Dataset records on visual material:
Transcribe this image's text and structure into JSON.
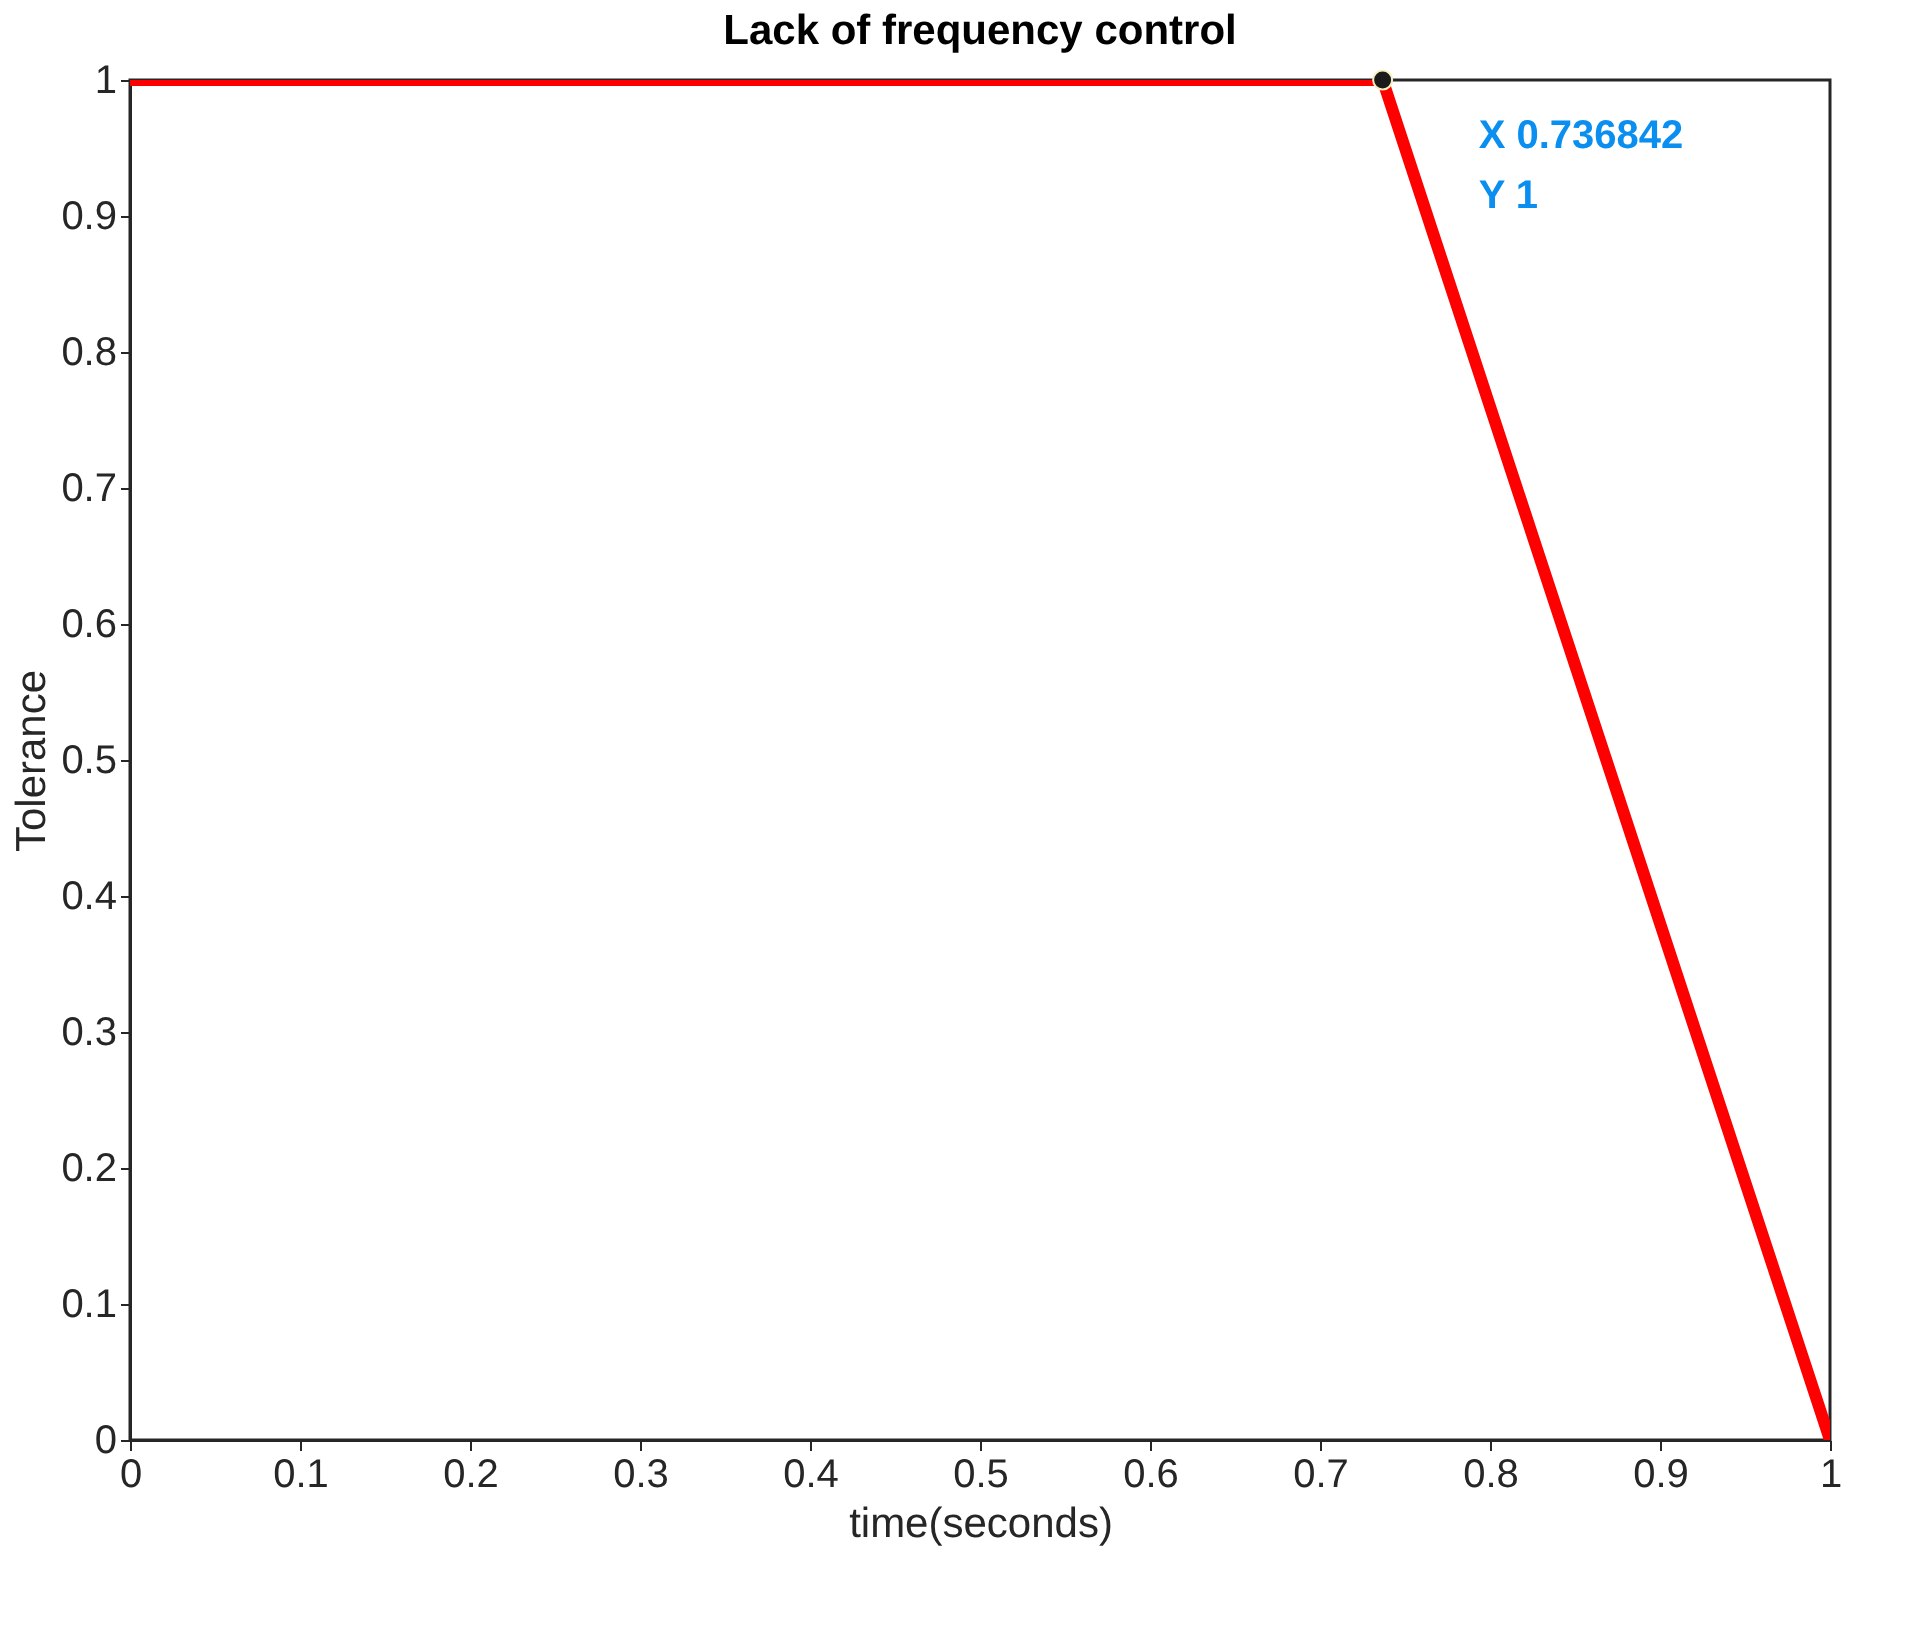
{
  "chart_data": {
    "type": "line",
    "title": "Lack of frequency control",
    "xlabel": "time(seconds)",
    "ylabel": "Tolerance",
    "x": [
      0,
      0.736842,
      1
    ],
    "series": [
      {
        "color": "#ff0000",
        "values": [
          1,
          1,
          0
        ]
      }
    ],
    "xlim": [
      0,
      1
    ],
    "ylim": [
      0,
      1
    ],
    "xticks": [
      0,
      0.1,
      0.2,
      0.3,
      0.4,
      0.5,
      0.6,
      0.7,
      0.8,
      0.9,
      1
    ],
    "yticks": [
      0,
      0.1,
      0.2,
      0.3,
      0.4,
      0.5,
      0.6,
      0.7,
      0.8,
      0.9,
      1
    ],
    "grid": false,
    "line_style": "solid",
    "annotations": [
      {
        "text": "X 0.736842\nY 1",
        "x": 0.736842,
        "y": 1
      }
    ]
  }
}
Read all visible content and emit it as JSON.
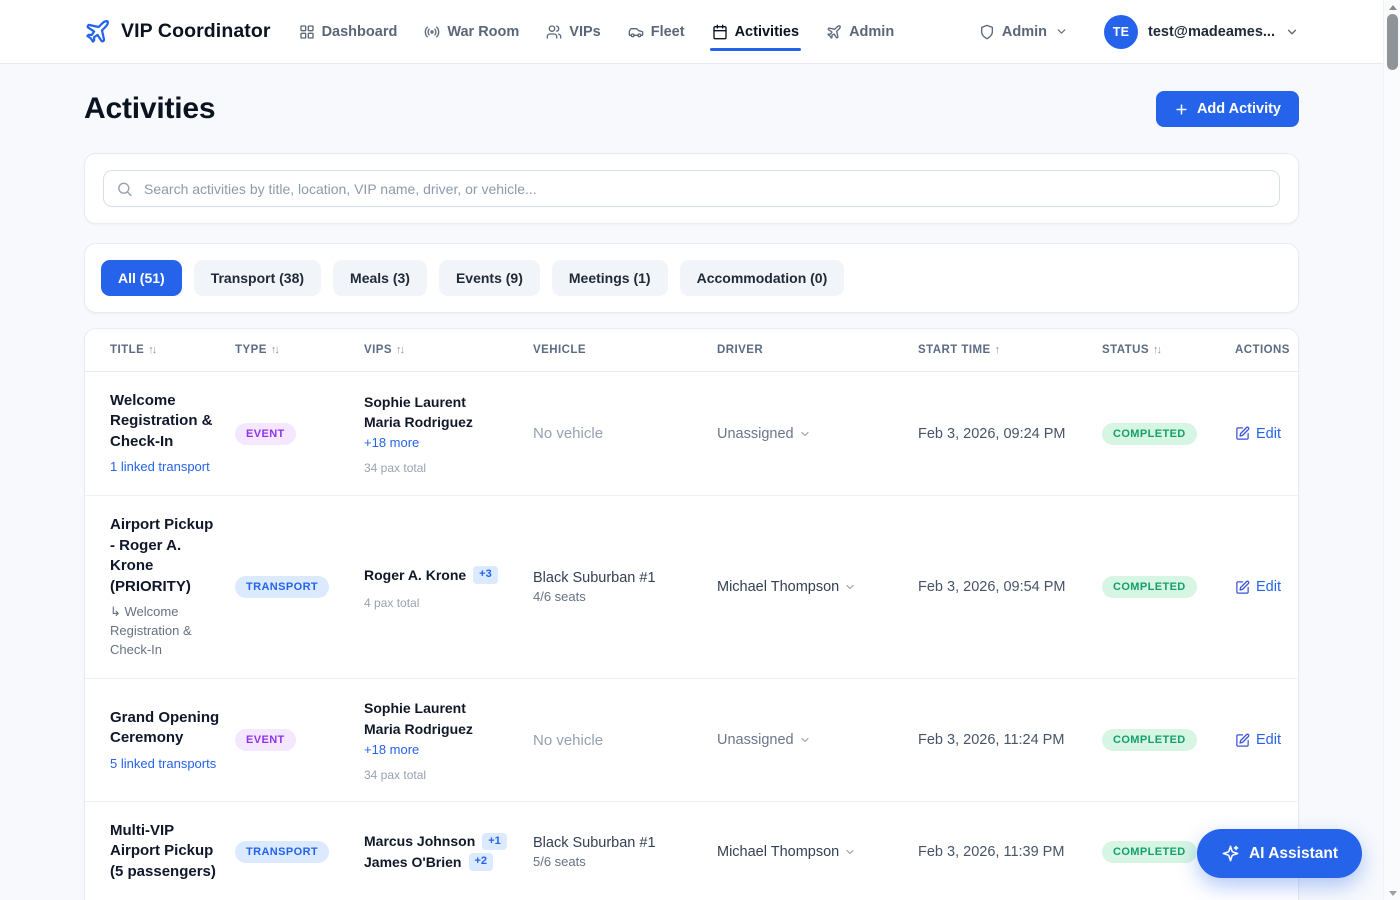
{
  "colors": {
    "primary": "#2563eb",
    "event_badge_bg": "#f3e8ff",
    "event_badge_text": "#9333ea",
    "transport_badge_bg": "#dbeafe",
    "transport_badge_text": "#2563eb",
    "status_completed_bg": "#d6f5e3",
    "status_completed_text": "#15a06a",
    "page_bg": "#f7f9fc"
  },
  "nav": {
    "brand": "VIP Coordinator",
    "items": [
      {
        "label": "Dashboard",
        "icon": "dashboard-icon",
        "active": false
      },
      {
        "label": "War Room",
        "icon": "radio-icon",
        "active": false
      },
      {
        "label": "VIPs",
        "icon": "users-icon",
        "active": false
      },
      {
        "label": "Fleet",
        "icon": "car-icon",
        "active": false
      },
      {
        "label": "Activities",
        "icon": "calendar-icon",
        "active": true
      },
      {
        "label": "Flights",
        "icon": "plane-icon",
        "active": false
      },
      {
        "label": "Admin",
        "icon": "shield-icon",
        "active": false
      }
    ],
    "user": {
      "initials": "TE",
      "email": "test@madeames..."
    }
  },
  "page": {
    "title": "Activities",
    "add_button": "Add Activity"
  },
  "search": {
    "placeholder": "Search activities by title, location, VIP name, driver, or vehicle..."
  },
  "filters": {
    "tabs": [
      {
        "label": "All (51)",
        "active": true
      },
      {
        "label": "Transport (38)",
        "active": false
      },
      {
        "label": "Meals (3)",
        "active": false
      },
      {
        "label": "Events (9)",
        "active": false
      },
      {
        "label": "Meetings (1)",
        "active": false
      },
      {
        "label": "Accommodation (0)",
        "active": false
      }
    ]
  },
  "table": {
    "columns": [
      {
        "label": "TITLE",
        "sort_glyph": "↑↓"
      },
      {
        "label": "TYPE",
        "sort_glyph": "↑↓"
      },
      {
        "label": "VIPS",
        "sort_glyph": "↑↓"
      },
      {
        "label": "VEHICLE",
        "sort_glyph": ""
      },
      {
        "label": "DRIVER",
        "sort_glyph": ""
      },
      {
        "label": "START TIME",
        "sort_glyph": "↑"
      },
      {
        "label": "STATUS",
        "sort_glyph": "↑↓"
      },
      {
        "label": "ACTIONS",
        "sort_glyph": ""
      }
    ],
    "edit_label": "Edit",
    "rows": [
      {
        "title": "Welcome Registration & Check-In",
        "title_link": "1 linked transport",
        "title_sub": "",
        "type": "EVENT",
        "vips": [
          {
            "name": "Sophie Laurent",
            "extra": ""
          },
          {
            "name": "Maria Rodriguez",
            "extra": ""
          }
        ],
        "vips_more": "+18 more",
        "pax": "34 pax total",
        "vehicle": "No vehicle",
        "vehicle_muted": true,
        "vehicle_sub": "",
        "driver": "Unassigned",
        "driver_muted": true,
        "start_time": "Feb 3, 2026, 09:24 PM",
        "status": "COMPLETED"
      },
      {
        "title": "Airport Pickup - Roger A. Krone (PRIORITY)",
        "title_link": "",
        "title_sub": "↳ Welcome Registration & Check-In",
        "type": "TRANSPORT",
        "vips": [
          {
            "name": "Roger A. Krone",
            "extra": "+3"
          }
        ],
        "vips_more": "",
        "pax": "4 pax total",
        "vehicle": "Black Suburban #1",
        "vehicle_muted": false,
        "vehicle_sub": "4/6 seats",
        "driver": "Michael Thompson",
        "driver_muted": false,
        "start_time": "Feb 3, 2026, 09:54 PM",
        "status": "COMPLETED"
      },
      {
        "title": "Grand Opening Ceremony",
        "title_link": "5 linked transports",
        "title_sub": "",
        "type": "EVENT",
        "vips": [
          {
            "name": "Sophie Laurent",
            "extra": ""
          },
          {
            "name": "Maria Rodriguez",
            "extra": ""
          }
        ],
        "vips_more": "+18 more",
        "pax": "34 pax total",
        "vehicle": "No vehicle",
        "vehicle_muted": true,
        "vehicle_sub": "",
        "driver": "Unassigned",
        "driver_muted": true,
        "start_time": "Feb 3, 2026, 11:24 PM",
        "status": "COMPLETED"
      },
      {
        "title": "Multi-VIP Airport Pickup (5 passengers)",
        "title_link": "",
        "title_sub": "",
        "type": "TRANSPORT",
        "vips": [
          {
            "name": "Marcus Johnson",
            "extra": "+1"
          },
          {
            "name": "James O'Brien",
            "extra": "+2"
          }
        ],
        "vips_more": "",
        "pax": "",
        "vehicle": "Black Suburban #1",
        "vehicle_muted": false,
        "vehicle_sub": "5/6 seats",
        "driver": "Michael Thompson",
        "driver_muted": false,
        "start_time": "Feb 3, 2026, 11:39 PM",
        "status": "COMPLETED"
      }
    ]
  },
  "ai_assistant": {
    "label": "AI Assistant"
  }
}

(Task instructions):
Quote every entry exactly, with the pictures omitted.

(Solution for this task):
Transcribe this image's text and structure into JSON.
{
  "chart_data": {
    "type": "line",
    "title": "Lack of frequency control",
    "xlabel": "time(seconds)",
    "ylabel": "Tolerance",
    "x": [
      0,
      0.736842,
      1
    ],
    "series": [
      {
        "color": "#ff0000",
        "values": [
          1,
          1,
          0
        ]
      }
    ],
    "xlim": [
      0,
      1
    ],
    "ylim": [
      0,
      1
    ],
    "xticks": [
      0,
      0.1,
      0.2,
      0.3,
      0.4,
      0.5,
      0.6,
      0.7,
      0.8,
      0.9,
      1
    ],
    "yticks": [
      0,
      0.1,
      0.2,
      0.3,
      0.4,
      0.5,
      0.6,
      0.7,
      0.8,
      0.9,
      1
    ],
    "grid": false,
    "line_style": "solid",
    "annotations": [
      {
        "text": "X 0.736842\nY 1",
        "x": 0.736842,
        "y": 1
      }
    ]
  }
}
Read all visible content and emit it as JSON.
{
  "colors": {
    "primary": "#2563eb",
    "event_badge_bg": "#f3e8ff",
    "event_badge_text": "#9333ea",
    "transport_badge_bg": "#dbeafe",
    "transport_badge_text": "#2563eb",
    "status_completed_bg": "#d6f5e3",
    "status_completed_text": "#15a06a",
    "page_bg": "#f7f9fc"
  },
  "nav": {
    "brand": "VIP Coordinator",
    "items": [
      {
        "label": "Dashboard",
        "icon": "dashboard-icon",
        "active": false
      },
      {
        "label": "War Room",
        "icon": "radio-icon",
        "active": false
      },
      {
        "label": "VIPs",
        "icon": "users-icon",
        "active": false
      },
      {
        "label": "Fleet",
        "icon": "car-icon",
        "active": false
      },
      {
        "label": "Activities",
        "icon": "calendar-icon",
        "active": true
      },
      {
        "label": "Flights",
        "icon": "plane-icon",
        "active": false
      },
      {
        "label": "Admin",
        "icon": "shield-icon",
        "active": false
      }
    ],
    "user": {
      "initials": "TE",
      "email": "test@madeames..."
    }
  },
  "page": {
    "title": "Activities",
    "add_button": "Add Activity"
  },
  "search": {
    "placeholder": "Search activities by title, location, VIP name, driver, or vehicle..."
  },
  "filters": {
    "tabs": [
      {
        "label": "All (51)",
        "active": true
      },
      {
        "label": "Transport (38)",
        "active": false
      },
      {
        "label": "Meals (3)",
        "active": false
      },
      {
        "label": "Events (9)",
        "active": false
      },
      {
        "label": "Meetings (1)",
        "active": false
      },
      {
        "label": "Accommodation (0)",
        "active": false
      }
    ]
  },
  "table": {
    "columns": [
      {
        "label": "TITLE",
        "sort_glyph": "↑↓"
      },
      {
        "label": "TYPE",
        "sort_glyph": "↑↓"
      },
      {
        "label": "VIPS",
        "sort_glyph": "↑↓"
      },
      {
        "label": "VEHICLE",
        "sort_glyph": ""
      },
      {
        "label": "DRIVER",
        "sort_glyph": ""
      },
      {
        "label": "START TIME",
        "sort_glyph": "↑"
      },
      {
        "label": "STATUS",
        "sort_glyph": "↑↓"
      },
      {
        "label": "ACTIONS",
        "sort_glyph": ""
      }
    ],
    "edit_label": "Edit",
    "rows": [
      {
        "title": "Welcome Registration & Check-In",
        "title_link": "1 linked transport",
        "title_sub": "",
        "type": "EVENT",
        "vips": [
          {
            "name": "Sophie Laurent",
            "extra": ""
          },
          {
            "name": "Maria Rodriguez",
            "extra": ""
          }
        ],
        "vips_more": "+18 more",
        "pax": "34 pax total",
        "vehicle": "No vehicle",
        "vehicle_muted": true,
        "vehicle_sub": "",
        "driver": "Unassigned",
        "driver_muted": true,
        "start_time": "Feb 3, 2026, 09:24 PM",
        "status": "COMPLETED"
      },
      {
        "title": "Airport Pickup - Roger A. Krone (PRIORITY)",
        "title_link": "",
        "title_sub": "↳ Welcome Registration & Check-In",
        "type": "TRANSPORT",
        "vips": [
          {
            "name": "Roger A. Krone",
            "extra": "+3"
          }
        ],
        "vips_more": "",
        "pax": "4 pax total",
        "vehicle": "Black Suburban #1",
        "vehicle_muted": false,
        "vehicle_sub": "4/6 seats",
        "driver": "Michael Thompson",
        "driver_muted": false,
        "start_time": "Feb 3, 2026, 09:54 PM",
        "status": "COMPLETED"
      },
      {
        "title": "Grand Opening Ceremony",
        "title_link": "5 linked transports",
        "title_sub": "",
        "type": "EVENT",
        "vips": [
          {
            "name": "Sophie Laurent",
            "extra": ""
          },
          {
            "name": "Maria Rodriguez",
            "extra": ""
          }
        ],
        "vips_more": "+18 more",
        "pax": "34 pax total",
        "vehicle": "No vehicle",
        "vehicle_muted": true,
        "vehicle_sub": "",
        "driver": "Unassigned",
        "driver_muted": true,
        "start_time": "Feb 3, 2026, 11:24 PM",
        "status": "COMPLETED"
      },
      {
        "title": "Multi-VIP Airport Pickup (5 passengers)",
        "title_link": "",
        "title_sub": "",
        "type": "TRANSPORT",
        "vips": [
          {
            "name": "Marcus Johnson",
            "extra": "+1"
          },
          {
            "name": "James O'Brien",
            "extra": "+2"
          }
        ],
        "vips_more": "",
        "pax": "",
        "vehicle": "Black Suburban #1",
        "vehicle_muted": false,
        "vehicle_sub": "5/6 seats",
        "driver": "Michael Thompson",
        "driver_muted": false,
        "start_time": "Feb 3, 2026, 11:39 PM",
        "status": "COMPLETED"
      }
    ]
  },
  "ai_assistant": {
    "label": "AI Assistant"
  }
}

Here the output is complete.